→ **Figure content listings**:
* Begin *

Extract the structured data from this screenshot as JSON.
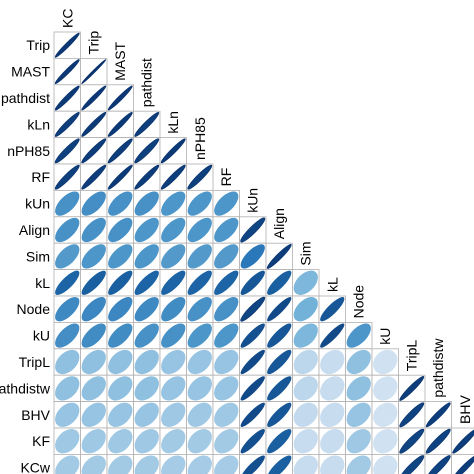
{
  "chart_data": {
    "type": "heatmap",
    "style": "ellipse correlation matrix, lower triangle with diagonal",
    "variables": [
      "KC",
      "Trip",
      "MAST",
      "pathdist",
      "kLn",
      "nPH85",
      "RF",
      "kUn",
      "Align",
      "Sim",
      "kL",
      "Node",
      "kU",
      "TripL",
      "pathdistw",
      "BHV",
      "KF",
      "KCw"
    ],
    "row_labels": [
      "Trip",
      "MAST",
      "pathdist",
      "kLn",
      "nPH85",
      "RF",
      "kUn",
      "Align",
      "Sim",
      "kL",
      "Node",
      "kU",
      "TripL",
      "pathdistw",
      "BHV",
      "KF",
      "KCw"
    ],
    "col_labels": [
      "KC",
      "Trip",
      "MAST",
      "pathdist",
      "kLn",
      "nPH85",
      "RF",
      "kUn",
      "Align",
      "Sim",
      "kL",
      "Node",
      "kU",
      "TripL",
      "pathdistw",
      "BHV"
    ],
    "values": [
      [
        0.97
      ],
      [
        0.97,
        0.99
      ],
      [
        0.96,
        0.97,
        0.97
      ],
      [
        0.95,
        0.96,
        0.96,
        0.95
      ],
      [
        0.94,
        0.95,
        0.95,
        0.94,
        0.96
      ],
      [
        0.94,
        0.95,
        0.96,
        0.95,
        0.95,
        0.94
      ],
      [
        0.62,
        0.63,
        0.62,
        0.62,
        0.6,
        0.6,
        0.6
      ],
      [
        0.62,
        0.62,
        0.62,
        0.6,
        0.6,
        0.6,
        0.6,
        0.92
      ],
      [
        0.58,
        0.6,
        0.6,
        0.6,
        0.58,
        0.58,
        0.58,
        0.72,
        0.95
      ],
      [
        0.8,
        0.82,
        0.82,
        0.8,
        0.8,
        0.8,
        0.8,
        0.85,
        0.82,
        0.45
      ],
      [
        0.65,
        0.66,
        0.66,
        0.65,
        0.64,
        0.62,
        0.62,
        0.92,
        0.9,
        0.48,
        0.85
      ],
      [
        0.63,
        0.64,
        0.64,
        0.62,
        0.62,
        0.6,
        0.6,
        0.88,
        0.85,
        0.45,
        0.9,
        0.6
      ],
      [
        0.4,
        0.4,
        0.4,
        0.4,
        0.38,
        0.38,
        0.38,
        0.9,
        0.85,
        0.28,
        0.25,
        0.4,
        0.2
      ],
      [
        0.4,
        0.4,
        0.4,
        0.4,
        0.38,
        0.38,
        0.38,
        0.9,
        0.85,
        0.28,
        0.25,
        0.4,
        0.2,
        0.95
      ],
      [
        0.38,
        0.38,
        0.38,
        0.38,
        0.36,
        0.36,
        0.36,
        0.9,
        0.85,
        0.26,
        0.25,
        0.38,
        0.2,
        0.93,
        0.95
      ],
      [
        0.36,
        0.36,
        0.36,
        0.36,
        0.35,
        0.35,
        0.35,
        0.88,
        0.82,
        0.25,
        0.25,
        0.36,
        0.2,
        0.92,
        0.93,
        0.95
      ],
      [
        0.35,
        0.35,
        0.35,
        0.35,
        0.34,
        0.34,
        0.34,
        0.88,
        0.82,
        0.25,
        0.25,
        0.35,
        0.2,
        0.92,
        0.93,
        0.95,
        0.95
      ]
    ],
    "grid": true,
    "color_scale": [
      "#f3f8fd",
      "#c7dcef",
      "#6baed6",
      "#2171b5",
      "#08306b"
    ]
  }
}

* End *

→ **Task requirements**:
Leave the images out, please, and restate each line word for word.

→ **Complete output**:
Extract the structured data from this screenshot as JSON.
{
  "chart_data": {
    "type": "heatmap",
    "style": "ellipse correlation matrix, lower triangle with diagonal",
    "variables": [
      "KC",
      "Trip",
      "MAST",
      "pathdist",
      "kLn",
      "nPH85",
      "RF",
      "kUn",
      "Align",
      "Sim",
      "kL",
      "Node",
      "kU",
      "TripL",
      "pathdistw",
      "BHV",
      "KF",
      "KCw"
    ],
    "row_labels": [
      "Trip",
      "MAST",
      "pathdist",
      "kLn",
      "nPH85",
      "RF",
      "kUn",
      "Align",
      "Sim",
      "kL",
      "Node",
      "kU",
      "TripL",
      "pathdistw",
      "BHV",
      "KF",
      "KCw"
    ],
    "col_labels": [
      "KC",
      "Trip",
      "MAST",
      "pathdist",
      "kLn",
      "nPH85",
      "RF",
      "kUn",
      "Align",
      "Sim",
      "kL",
      "Node",
      "kU",
      "TripL",
      "pathdistw",
      "BHV"
    ],
    "values": [
      [
        0.97
      ],
      [
        0.97,
        0.99
      ],
      [
        0.96,
        0.97,
        0.97
      ],
      [
        0.95,
        0.96,
        0.96,
        0.95
      ],
      [
        0.94,
        0.95,
        0.95,
        0.94,
        0.96
      ],
      [
        0.94,
        0.95,
        0.96,
        0.95,
        0.95,
        0.94
      ],
      [
        0.62,
        0.63,
        0.62,
        0.62,
        0.6,
        0.6,
        0.6
      ],
      [
        0.62,
        0.62,
        0.62,
        0.6,
        0.6,
        0.6,
        0.6,
        0.92
      ],
      [
        0.58,
        0.6,
        0.6,
        0.6,
        0.58,
        0.58,
        0.58,
        0.72,
        0.95
      ],
      [
        0.8,
        0.82,
        0.82,
        0.8,
        0.8,
        0.8,
        0.8,
        0.85,
        0.82,
        0.45
      ],
      [
        0.65,
        0.66,
        0.66,
        0.65,
        0.64,
        0.62,
        0.62,
        0.92,
        0.9,
        0.48,
        0.85
      ],
      [
        0.63,
        0.64,
        0.64,
        0.62,
        0.62,
        0.6,
        0.6,
        0.88,
        0.85,
        0.45,
        0.9,
        0.6
      ],
      [
        0.4,
        0.4,
        0.4,
        0.4,
        0.38,
        0.38,
        0.38,
        0.9,
        0.85,
        0.28,
        0.25,
        0.4,
        0.2
      ],
      [
        0.4,
        0.4,
        0.4,
        0.4,
        0.38,
        0.38,
        0.38,
        0.9,
        0.85,
        0.28,
        0.25,
        0.4,
        0.2,
        0.95
      ],
      [
        0.38,
        0.38,
        0.38,
        0.38,
        0.36,
        0.36,
        0.36,
        0.9,
        0.85,
        0.26,
        0.25,
        0.38,
        0.2,
        0.93,
        0.95
      ],
      [
        0.36,
        0.36,
        0.36,
        0.36,
        0.35,
        0.35,
        0.35,
        0.88,
        0.82,
        0.25,
        0.25,
        0.36,
        0.2,
        0.92,
        0.93,
        0.95
      ],
      [
        0.35,
        0.35,
        0.35,
        0.35,
        0.34,
        0.34,
        0.34,
        0.88,
        0.82,
        0.25,
        0.25,
        0.35,
        0.2,
        0.92,
        0.93,
        0.95,
        0.95
      ]
    ],
    "grid": true,
    "color_scale": [
      "#f3f8fd",
      "#c7dcef",
      "#6baed6",
      "#2171b5",
      "#08306b"
    ]
  }
}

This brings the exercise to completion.